Copy out every one of the records below line for line, leaving out the pictures.

■ EXERCISE DATA
....................
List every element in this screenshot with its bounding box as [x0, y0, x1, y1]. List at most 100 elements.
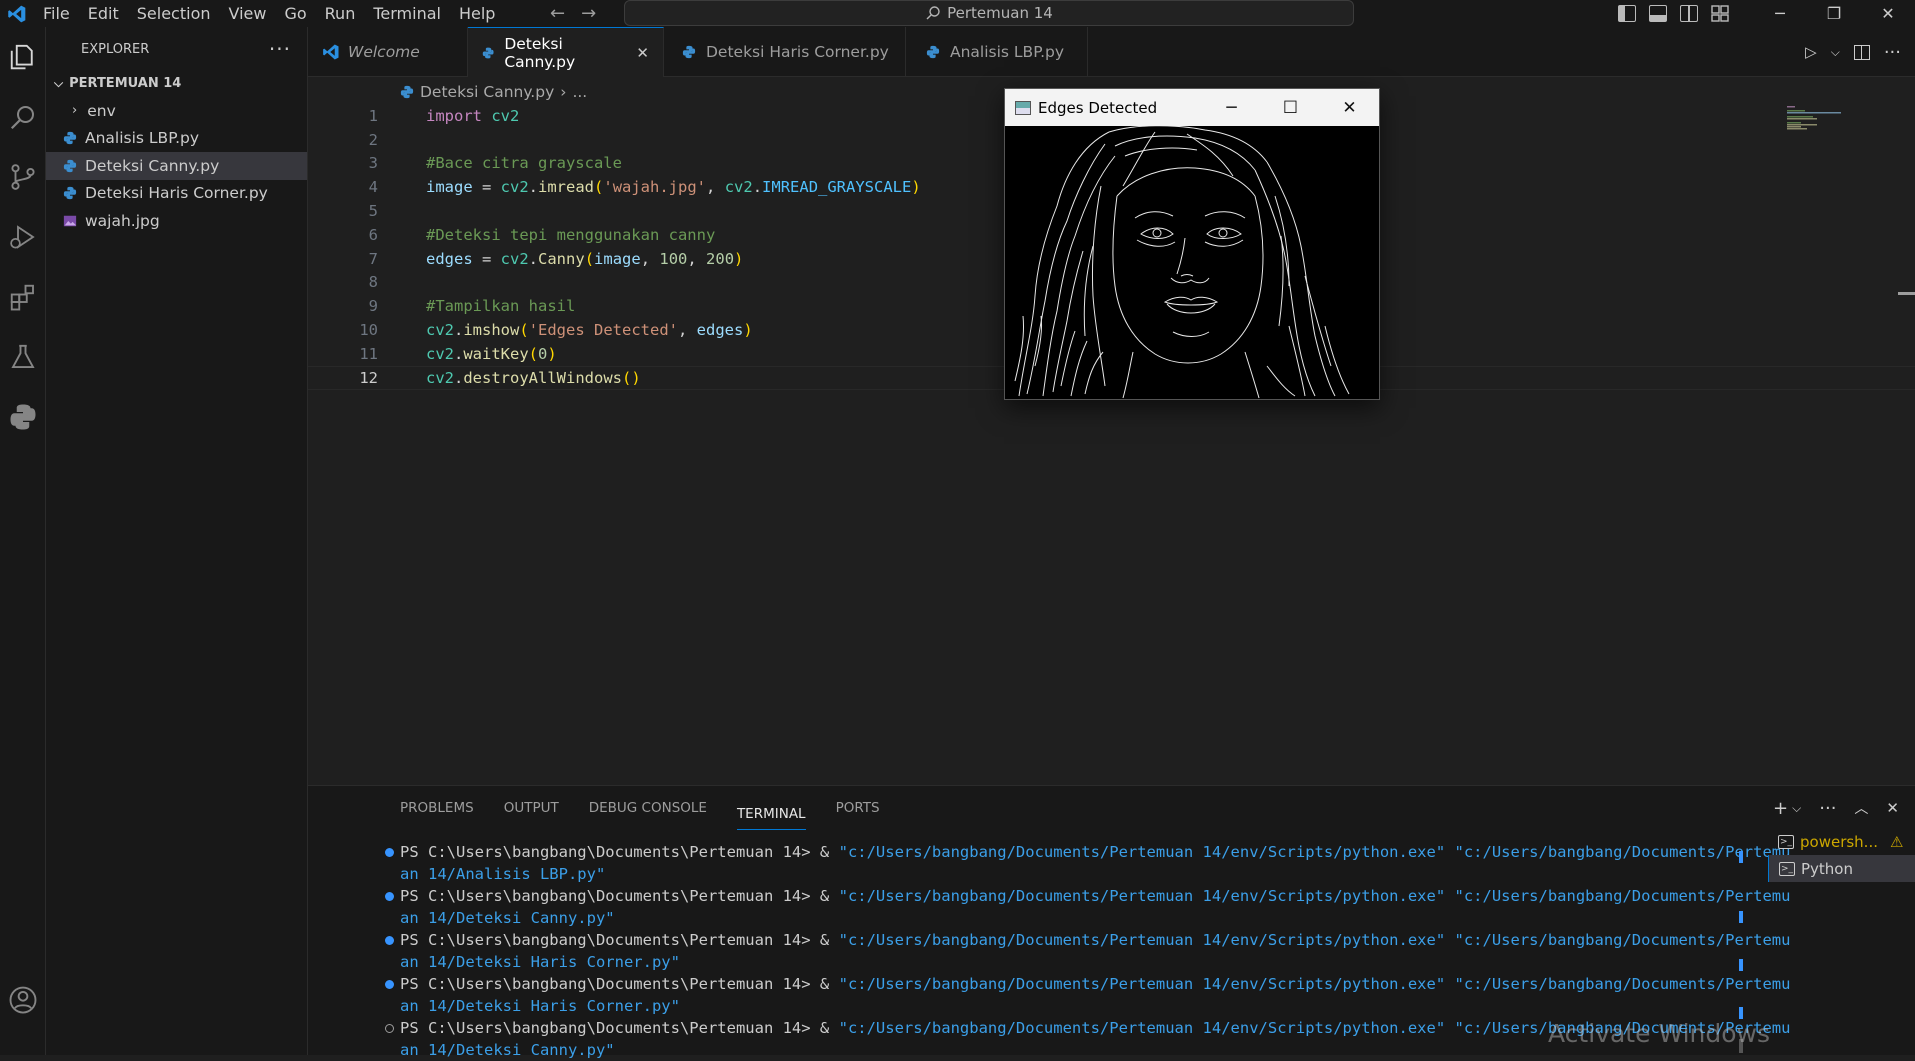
command-center-search[interactable]: Pertemuan 14: [624, 0, 1354, 26]
explorer-icon[interactable]: [0, 27, 46, 87]
tree-item-analisis-lbp[interactable]: Analisis LBP.py: [46, 125, 307, 153]
python-extension-icon[interactable]: [0, 387, 46, 447]
number-literal: 0: [538, 344, 548, 363]
tree-item-env[interactable]: › env: [46, 97, 307, 125]
terminal-command: "c:/Users/bangbang/Documents/Pertemuan 1…: [838, 931, 1791, 949]
tab-deteksi-haris[interactable]: Deteksi Haris Corner.py: [664, 27, 906, 77]
toggle-secondary-sidebar-icon[interactable]: [1680, 5, 1698, 22]
terminal-line: an 14/Deteksi Haris Corner.py": [400, 953, 680, 971]
search-activity-icon[interactable]: [0, 87, 46, 147]
tree-item-deteksi-canny[interactable]: Deteksi Canny.py: [46, 152, 307, 180]
variable: image: [426, 178, 473, 197]
explorer-sidebar: EXPLORER ··· ⌵ PERTEMUAN 14 › env Analis…: [46, 27, 308, 1055]
tab-welcome[interactable]: Welcome: [308, 27, 468, 77]
tab-output[interactable]: OUTPUT: [504, 786, 559, 830]
minimap[interactable]: [1785, 104, 1845, 144]
variable: edges: [426, 249, 473, 268]
terminal-line: PS C:\Users\bangbang\Documents\Pertemuan…: [308, 929, 1790, 951]
terminal-label: powersh...: [1800, 832, 1878, 851]
menu-view[interactable]: View: [220, 0, 276, 27]
tab-deteksi-canny[interactable]: Deteksi Canny.py ✕: [468, 27, 664, 77]
tab-analisis-lbp[interactable]: Analisis LBP.py: [906, 27, 1088, 77]
menu-edit[interactable]: Edit: [79, 0, 128, 27]
cv-maximize-button[interactable]: ☐: [1261, 98, 1320, 118]
close-tab-icon[interactable]: ✕: [636, 44, 649, 62]
maximize-panel-icon[interactable]: ︿: [1854, 798, 1868, 818]
function-name: destroyAllWindows: [463, 368, 622, 387]
terminal-prompt: PS C:\Users\bangbang\Documents\Pertemuan…: [400, 1019, 839, 1037]
terminal-line: an 14/Analisis LBP.py": [400, 865, 606, 883]
new-terminal-icon[interactable]: +: [1773, 798, 1788, 819]
terminal-prompt: PS C:\Users\bangbang\Documents\Pertemuan…: [400, 931, 839, 949]
close-panel-icon[interactable]: ✕: [1886, 799, 1899, 817]
line-number: 5: [368, 202, 378, 221]
command-center-label: Pertemuan 14: [947, 4, 1053, 22]
back-arrow-icon[interactable]: ←: [550, 3, 565, 24]
menu-go[interactable]: Go: [275, 0, 315, 27]
terminal-line: an 14/Deteksi Haris Corner.py": [400, 997, 680, 1015]
run-debug-icon[interactable]: [0, 207, 46, 267]
tab-problems[interactable]: PROBLEMS: [400, 786, 474, 830]
explorer-title: EXPLORER: [81, 41, 150, 57]
code-comment: #Bace citra grayscale: [426, 154, 622, 173]
cv-window-titlebar[interactable]: Edges Detected ─ ☐ ✕: [1005, 89, 1379, 126]
title-bar: File Edit Selection View Go Run Terminal…: [0, 0, 1915, 27]
menu-file[interactable]: File: [34, 0, 79, 27]
cv-close-button[interactable]: ✕: [1320, 98, 1379, 118]
folder-header[interactable]: ⌵ PERTEMUAN 14: [46, 71, 307, 95]
constant: IMREAD_GRAYSCALE: [762, 178, 912, 197]
terminal-output[interactable]: PS C:\Users\bangbang\Documents\Pertemuan…: [308, 841, 1790, 1061]
forward-arrow-icon[interactable]: →: [581, 3, 596, 24]
command-success-dot-icon: [385, 848, 394, 857]
menu-selection[interactable]: Selection: [128, 0, 220, 27]
function-name: imread: [538, 178, 595, 197]
tree-item-deteksi-haris[interactable]: Deteksi Haris Corner.py: [46, 180, 307, 208]
terminal-item-powershell[interactable]: >_ powersh... ⚠: [1768, 828, 1915, 855]
tree-item-wajah[interactable]: wajah.jpg: [46, 207, 307, 235]
breadcrumb: Deteksi Canny.py › ...: [308, 80, 587, 104]
argument: edges: [696, 321, 744, 340]
split-editor-icon[interactable]: [1853, 44, 1870, 60]
run-dropdown-chevron-icon[interactable]: ⌵: [1831, 45, 1840, 60]
terminal-label: Python: [1801, 859, 1853, 878]
more-actions-icon[interactable]: ···: [269, 37, 291, 61]
edges-detected-window[interactable]: Edges Detected ─ ☐ ✕: [1004, 88, 1380, 400]
tab-label: Analisis LBP.py: [950, 43, 1065, 61]
menu-help[interactable]: Help: [450, 0, 504, 27]
source-control-icon[interactable]: [0, 147, 46, 207]
terminal-command: "c:/Users/bangbang/Documents/Pertemuan 1…: [838, 887, 1791, 905]
close-window-button[interactable]: ✕: [1861, 0, 1915, 27]
toggle-panel-icon[interactable]: [1649, 5, 1667, 22]
more-actions-icon[interactable]: ···: [1819, 798, 1836, 819]
function-name: imshow: [463, 321, 520, 340]
terminal-dropdown-icon[interactable]: ⌵: [1792, 801, 1801, 816]
python-file-icon: [926, 45, 940, 59]
code-comment: #Deteksi tepi menggunakan canny: [426, 225, 716, 244]
terminal-line: PS C:\Users\bangbang\Documents\Pertemuan…: [308, 973, 1790, 995]
terminal-line: PS C:\Users\bangbang\Documents\Pertemuan…: [308, 841, 1790, 863]
tab-ports[interactable]: PORTS: [836, 786, 880, 830]
vscode-logo-icon: [0, 0, 34, 27]
restore-button[interactable]: ❐: [1807, 0, 1861, 27]
command-success-dot-icon: [385, 892, 394, 901]
scrollbar-position-marker[interactable]: [1898, 292, 1915, 295]
module-name: cv2: [724, 178, 753, 197]
explorer-header: EXPLORER ···: [46, 27, 307, 71]
customize-layout-icon[interactable]: [1711, 5, 1729, 22]
extensions-icon[interactable]: [0, 267, 46, 327]
breadcrumb-more[interactable]: ...: [572, 83, 587, 101]
menu-terminal[interactable]: Terminal: [364, 0, 450, 27]
line-number: 3: [368, 154, 378, 173]
account-icon[interactable]: [0, 970, 46, 1030]
minimize-button[interactable]: ─: [1753, 0, 1807, 27]
testing-flask-icon[interactable]: [0, 327, 46, 387]
tab-debug-console[interactable]: DEBUG CONSOLE: [589, 786, 707, 830]
tab-terminal[interactable]: TERMINAL: [736, 800, 806, 830]
run-python-file-icon[interactable]: ▷: [1805, 43, 1817, 61]
terminal-item-python[interactable]: >_ Python: [1768, 855, 1915, 882]
menu-run[interactable]: Run: [316, 0, 365, 27]
more-actions-icon[interactable]: ···: [1884, 42, 1901, 63]
breadcrumb-file[interactable]: Deteksi Canny.py: [420, 83, 554, 101]
cv-minimize-button[interactable]: ─: [1202, 98, 1261, 118]
toggle-primary-sidebar-icon[interactable]: [1618, 5, 1636, 22]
....................
■ SOLVED EXERCISE
List every element in this screenshot with its bounding box as [x0, y0, x1, y1]. List at most 100 elements.
command-center-search[interactable]: Pertemuan 14: [624, 0, 1354, 26]
explorer-icon[interactable]: [0, 27, 46, 87]
tree-item-analisis-lbp[interactable]: Analisis LBP.py: [46, 125, 307, 153]
python-extension-icon[interactable]: [0, 387, 46, 447]
number-literal: 0: [538, 344, 548, 363]
tree-item-env[interactable]: › env: [46, 97, 307, 125]
terminal-command: "c:/Users/bangbang/Documents/Pertemuan 1…: [838, 931, 1791, 949]
tab-deteksi-haris[interactable]: Deteksi Haris Corner.py: [664, 27, 906, 77]
toggle-secondary-sidebar-icon[interactable]: [1680, 5, 1698, 22]
terminal-line: an 14/Deteksi Haris Corner.py": [400, 953, 680, 971]
search-activity-icon[interactable]: [0, 87, 46, 147]
tree-item-deteksi-canny[interactable]: Deteksi Canny.py: [46, 152, 307, 180]
variable: image: [426, 178, 473, 197]
explorer-sidebar: EXPLORER ··· ⌵ PERTEMUAN 14 › env Analis…: [46, 27, 308, 1055]
tab-welcome[interactable]: Welcome: [308, 27, 468, 77]
tab-output[interactable]: OUTPUT: [504, 786, 559, 830]
minimap[interactable]: [1785, 104, 1845, 144]
variable: edges: [426, 249, 473, 268]
terminal-line: PS C:\Users\bangbang\Documents\Pertemuan…: [308, 929, 1790, 951]
terminal-label: powersh...: [1800, 832, 1878, 851]
menu-view[interactable]: View: [220, 0, 276, 27]
tab-deteksi-canny[interactable]: Deteksi Canny.py ✕: [468, 27, 664, 77]
tab-analisis-lbp[interactable]: Analisis LBP.py: [906, 27, 1088, 77]
menu-edit[interactable]: Edit: [79, 0, 128, 27]
cv-maximize-button[interactable]: ☐: [1261, 98, 1320, 118]
close-tab-icon[interactable]: ✕: [636, 44, 649, 62]
maximize-panel-icon[interactable]: ︿: [1854, 798, 1868, 818]
function-name: destroyAllWindows: [463, 368, 622, 387]
terminal-prompt: PS C:\Users\bangbang\Documents\Pertemuan…: [400, 1019, 839, 1037]
terminal-line: an 14/Analisis LBP.py": [400, 865, 606, 883]
new-terminal-icon[interactable]: +: [1773, 798, 1788, 819]
terminal-prompt: PS C:\Users\bangbang\Documents\Pertemuan…: [400, 931, 839, 949]
close-panel-icon[interactable]: ✕: [1886, 799, 1899, 817]
line-number: 5: [368, 202, 378, 221]
command-center-label: Pertemuan 14: [947, 4, 1053, 22]
back-arrow-icon[interactable]: ←: [550, 3, 565, 24]
menu-go[interactable]: Go: [275, 0, 315, 27]
terminal-line: an 14/Deteksi Haris Corner.py": [400, 997, 680, 1015]
run-debug-icon[interactable]: [0, 207, 46, 267]
tab-problems[interactable]: PROBLEMS: [400, 786, 474, 830]
explorer-title: EXPLORER: [81, 41, 150, 57]
code-comment: #Bace citra grayscale: [426, 154, 622, 173]
cv-window-titlebar[interactable]: Edges Detected ─ ☐ ✕: [1005, 89, 1379, 126]
title-bar: File Edit Selection View Go Run Terminal…: [0, 0, 1915, 27]
menu-file[interactable]: File: [34, 0, 79, 27]
cv-close-button[interactable]: ✕: [1320, 98, 1379, 118]
folder-header[interactable]: ⌵ PERTEMUAN 14: [46, 71, 307, 95]
constant: IMREAD_GRAYSCALE: [762, 178, 912, 197]
terminal-output[interactable]: PS C:\Users\bangbang\Documents\Pertemuan…: [308, 841, 1790, 1061]
forward-arrow-icon[interactable]: →: [581, 3, 596, 24]
command-success-dot-icon: [385, 848, 394, 857]
menu-selection[interactable]: Selection: [128, 0, 220, 27]
function-name: imread: [538, 178, 595, 197]
tree-item-deteksi-haris[interactable]: Deteksi Haris Corner.py: [46, 180, 307, 208]
terminal-item-powershell[interactable]: >_ powersh... ⚠: [1768, 828, 1915, 855]
tree-item-wajah[interactable]: wajah.jpg: [46, 207, 307, 235]
breadcrumb: Deteksi Canny.py › ...: [308, 80, 587, 104]
argument: edges: [696, 321, 744, 340]
split-editor-icon[interactable]: [1853, 44, 1870, 60]
run-dropdown-chevron-icon[interactable]: ⌵: [1831, 45, 1840, 60]
terminal-label: Python: [1801, 859, 1853, 878]
more-actions-icon[interactable]: ···: [269, 37, 291, 61]
edges-detected-window[interactable]: Edges Detected ─ ☐ ✕: [1004, 88, 1380, 400]
tab-label: Analisis LBP.py: [950, 43, 1065, 61]
menu-help[interactable]: Help: [450, 0, 504, 27]
source-control-icon[interactable]: [0, 147, 46, 207]
terminal-command: "c:/Users/bangbang/Documents/Pertemuan 1…: [838, 887, 1791, 905]
close-window-button[interactable]: ✕: [1861, 0, 1915, 27]
toggle-panel-icon[interactable]: [1649, 5, 1667, 22]
more-actions-icon[interactable]: ···: [1819, 798, 1836, 819]
function-name: imshow: [463, 321, 520, 340]
terminal-dropdown-icon[interactable]: ⌵: [1792, 801, 1801, 816]
python-file-icon: [926, 45, 940, 59]
code-comment: #Deteksi tepi menggunakan canny: [426, 225, 716, 244]
terminal-line: PS C:\Users\bangbang\Documents\Pertemuan…: [308, 973, 1790, 995]
terminal-line: PS C:\Users\bangbang\Documents\Pertemuan…: [308, 841, 1790, 863]
tab-ports[interactable]: PORTS: [836, 786, 880, 830]
vscode-logo-icon: [0, 0, 34, 27]
restore-button[interactable]: ❐: [1807, 0, 1861, 27]
command-success-dot-icon: [385, 892, 394, 901]
scrollbar-position-marker[interactable]: [1898, 292, 1915, 295]
module-name: cv2: [724, 178, 753, 197]
explorer-header: EXPLORER ···: [46, 27, 307, 71]
customize-layout-icon[interactable]: [1711, 5, 1729, 22]
extensions-icon[interactable]: [0, 267, 46, 327]
breadcrumb-more[interactable]: ...: [572, 83, 587, 101]
menu-terminal[interactable]: Terminal: [364, 0, 450, 27]
line-number: 3: [368, 154, 378, 173]
account-icon[interactable]: [0, 970, 46, 1030]
minimize-button[interactable]: ─: [1753, 0, 1807, 27]
testing-flask-icon[interactable]: [0, 327, 46, 387]
tab-debug-console[interactable]: DEBUG CONSOLE: [589, 786, 707, 830]
tab-terminal[interactable]: TERMINAL: [736, 800, 806, 830]
run-python-file-icon[interactable]: ▷: [1805, 43, 1817, 61]
terminal-item-python[interactable]: >_ Python: [1768, 855, 1915, 882]
menu-run[interactable]: Run: [316, 0, 365, 27]
more-actions-icon[interactable]: ···: [1884, 42, 1901, 63]
breadcrumb-file[interactable]: Deteksi Canny.py: [420, 83, 554, 101]
cv-minimize-button[interactable]: ─: [1202, 98, 1261, 118]
toggle-primary-sidebar-icon[interactable]: [1618, 5, 1636, 22]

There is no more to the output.